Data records
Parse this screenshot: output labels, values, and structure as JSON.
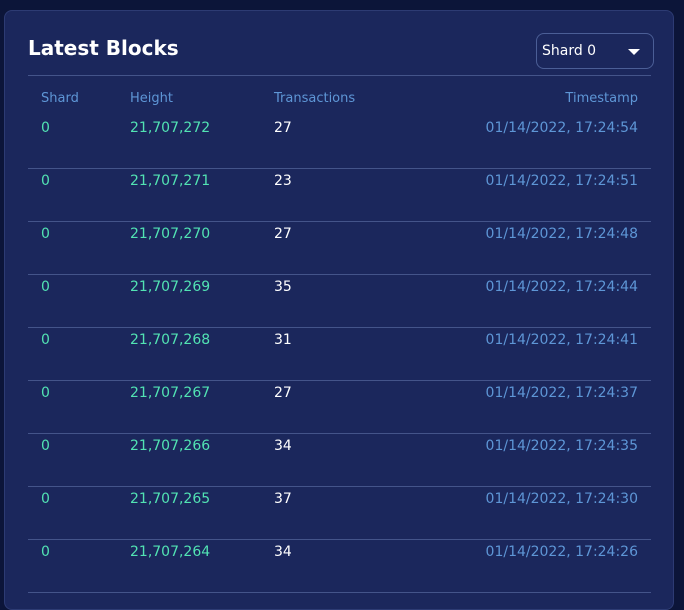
{
  "panel": {
    "title": "Latest Blocks",
    "shard_select": {
      "selected": "Shard 0"
    }
  },
  "table": {
    "columns": {
      "shard": "Shard",
      "height": "Height",
      "transactions": "Transactions",
      "timestamp": "Timestamp"
    },
    "rows": [
      {
        "shard": "0",
        "height": "21,707,272",
        "transactions": "27",
        "timestamp": "01/14/2022, 17:24:54"
      },
      {
        "shard": "0",
        "height": "21,707,271",
        "transactions": "23",
        "timestamp": "01/14/2022, 17:24:51"
      },
      {
        "shard": "0",
        "height": "21,707,270",
        "transactions": "27",
        "timestamp": "01/14/2022, 17:24:48"
      },
      {
        "shard": "0",
        "height": "21,707,269",
        "transactions": "35",
        "timestamp": "01/14/2022, 17:24:44"
      },
      {
        "shard": "0",
        "height": "21,707,268",
        "transactions": "31",
        "timestamp": "01/14/2022, 17:24:41"
      },
      {
        "shard": "0",
        "height": "21,707,267",
        "transactions": "27",
        "timestamp": "01/14/2022, 17:24:37"
      },
      {
        "shard": "0",
        "height": "21,707,266",
        "transactions": "34",
        "timestamp": "01/14/2022, 17:24:35"
      },
      {
        "shard": "0",
        "height": "21,707,265",
        "transactions": "37",
        "timestamp": "01/14/2022, 17:24:30"
      },
      {
        "shard": "0",
        "height": "21,707,264",
        "transactions": "34",
        "timestamp": "01/14/2022, 17:24:26"
      }
    ]
  },
  "colors": {
    "page_background": "#0c1539",
    "panel_background": "#1b275c",
    "accent_green": "#52e3b3",
    "muted_blue": "#5e96d6",
    "divider": "#44548a"
  }
}
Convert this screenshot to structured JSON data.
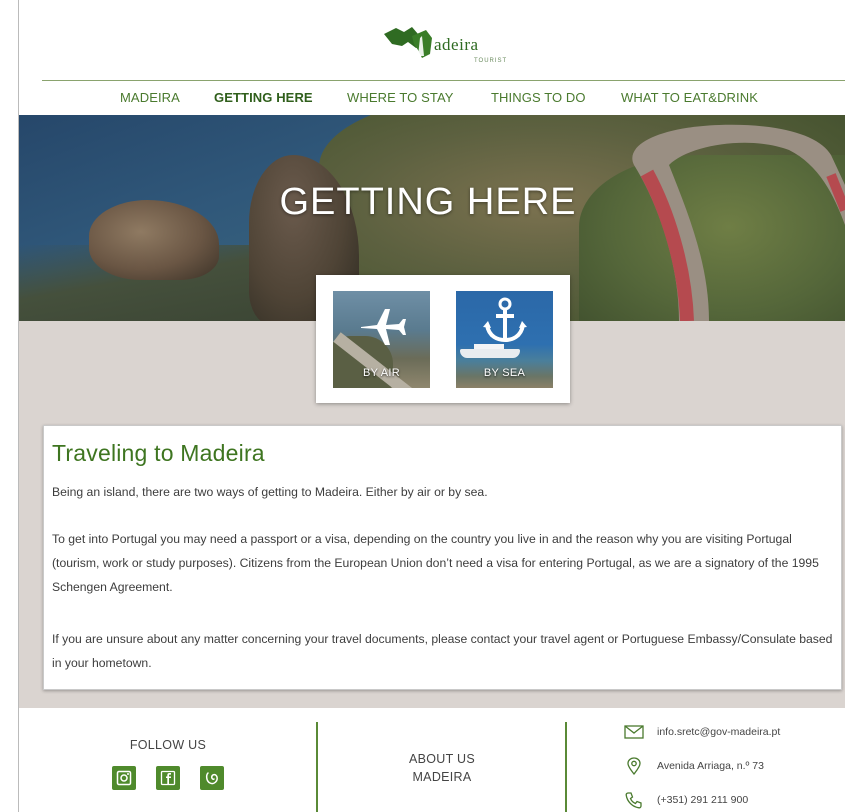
{
  "brand": {
    "name": "adeira",
    "subtitle": "TOURIST",
    "accent_color": "#4a7a2e"
  },
  "nav": {
    "items": [
      {
        "label": "MADEIRA",
        "active": false
      },
      {
        "label": "GETTING HERE",
        "active": true
      },
      {
        "label": "WHERE TO STAY",
        "active": false
      },
      {
        "label": "THINGS TO DO",
        "active": false
      },
      {
        "label": "WHAT TO EAT&DRINK",
        "active": false
      }
    ]
  },
  "hero": {
    "title": "GETTING HERE"
  },
  "transport": {
    "options": [
      {
        "label": "BY AIR",
        "icon": "airplane-icon"
      },
      {
        "label": "BY SEA",
        "icon": "anchor-icon"
      }
    ]
  },
  "info": {
    "title": "Traveling to Madeira",
    "paragraphs": [
      "Being an island, there are two ways of getting to Madeira. Either by air or by sea.",
      "To get into Portugal you may need a passport or a visa, depending on the country you live in and the reason why you are visiting Portugal (tourism, work or study purposes). Citizens from the European Union don’t need a visa for entering Portugal, as we are a signatory of the 1995 Schengen Agreement.",
      "If you are unsure about any matter concerning your travel documents, please contact your travel agent or Portuguese Embassy/Consulate based in your hometown."
    ]
  },
  "footer": {
    "follow_title": "FOLLOW US",
    "social": [
      "instagram-icon",
      "facebook-icon",
      "tripadvisor-icon"
    ],
    "about_line1": "ABOUT US",
    "about_line2": "MADEIRA",
    "email": "info.sretc@gov-madeira.pt",
    "address": "Avenida Arriaga, n.º 73",
    "phone": "(+351) 291 211 900"
  }
}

◆ PROBLEM STATEMENT
Skip the images and write out the rest of the listing exactly.

◆ PROBLEM SOLUTION
Parse this screenshot: output labels, values, and structure as JSON.
{
  "panel": {
    "title": "Latest Blocks",
    "shard_select": {
      "selected": "Shard 0"
    }
  },
  "table": {
    "columns": {
      "shard": "Shard",
      "height": "Height",
      "transactions": "Transactions",
      "timestamp": "Timestamp"
    },
    "rows": [
      {
        "shard": "0",
        "height": "21,707,272",
        "transactions": "27",
        "timestamp": "01/14/2022, 17:24:54"
      },
      {
        "shard": "0",
        "height": "21,707,271",
        "transactions": "23",
        "timestamp": "01/14/2022, 17:24:51"
      },
      {
        "shard": "0",
        "height": "21,707,270",
        "transactions": "27",
        "timestamp": "01/14/2022, 17:24:48"
      },
      {
        "shard": "0",
        "height": "21,707,269",
        "transactions": "35",
        "timestamp": "01/14/2022, 17:24:44"
      },
      {
        "shard": "0",
        "height": "21,707,268",
        "transactions": "31",
        "timestamp": "01/14/2022, 17:24:41"
      },
      {
        "shard": "0",
        "height": "21,707,267",
        "transactions": "27",
        "timestamp": "01/14/2022, 17:24:37"
      },
      {
        "shard": "0",
        "height": "21,707,266",
        "transactions": "34",
        "timestamp": "01/14/2022, 17:24:35"
      },
      {
        "shard": "0",
        "height": "21,707,265",
        "transactions": "37",
        "timestamp": "01/14/2022, 17:24:30"
      },
      {
        "shard": "0",
        "height": "21,707,264",
        "transactions": "34",
        "timestamp": "01/14/2022, 17:24:26"
      }
    ]
  },
  "colors": {
    "page_background": "#0c1539",
    "panel_background": "#1b275c",
    "accent_green": "#52e3b3",
    "muted_blue": "#5e96d6",
    "divider": "#44548a"
  }
}
Convert this screenshot to structured JSON data.
{
  "brand": {
    "name": "adeira",
    "subtitle": "TOURIST",
    "accent_color": "#4a7a2e"
  },
  "nav": {
    "items": [
      {
        "label": "MADEIRA",
        "active": false
      },
      {
        "label": "GETTING HERE",
        "active": true
      },
      {
        "label": "WHERE TO STAY",
        "active": false
      },
      {
        "label": "THINGS TO DO",
        "active": false
      },
      {
        "label": "WHAT TO EAT&DRINK",
        "active": false
      }
    ]
  },
  "hero": {
    "title": "GETTING HERE"
  },
  "transport": {
    "options": [
      {
        "label": "BY AIR",
        "icon": "airplane-icon"
      },
      {
        "label": "BY SEA",
        "icon": "anchor-icon"
      }
    ]
  },
  "info": {
    "title": "Traveling to Madeira",
    "paragraphs": [
      "Being an island, there are two ways of getting to Madeira. Either by air or by sea.",
      "To get into Portugal you may need a passport or a visa, depending on the country you live in and the reason why you are visiting Portugal (tourism, work or study purposes). Citizens from the European Union don’t need a visa for entering Portugal, as we are a signatory of the 1995 Schengen Agreement.",
      "If you are unsure about any matter concerning your travel documents, please contact your travel agent or Portuguese Embassy/Consulate based in your hometown."
    ]
  },
  "footer": {
    "follow_title": "FOLLOW US",
    "social": [
      "instagram-icon",
      "facebook-icon",
      "tripadvisor-icon"
    ],
    "about_line1": "ABOUT US",
    "about_line2": "MADEIRA",
    "email": "info.sretc@gov-madeira.pt",
    "address": "Avenida Arriaga, n.º 73",
    "phone": "(+351) 291 211 900"
  }
}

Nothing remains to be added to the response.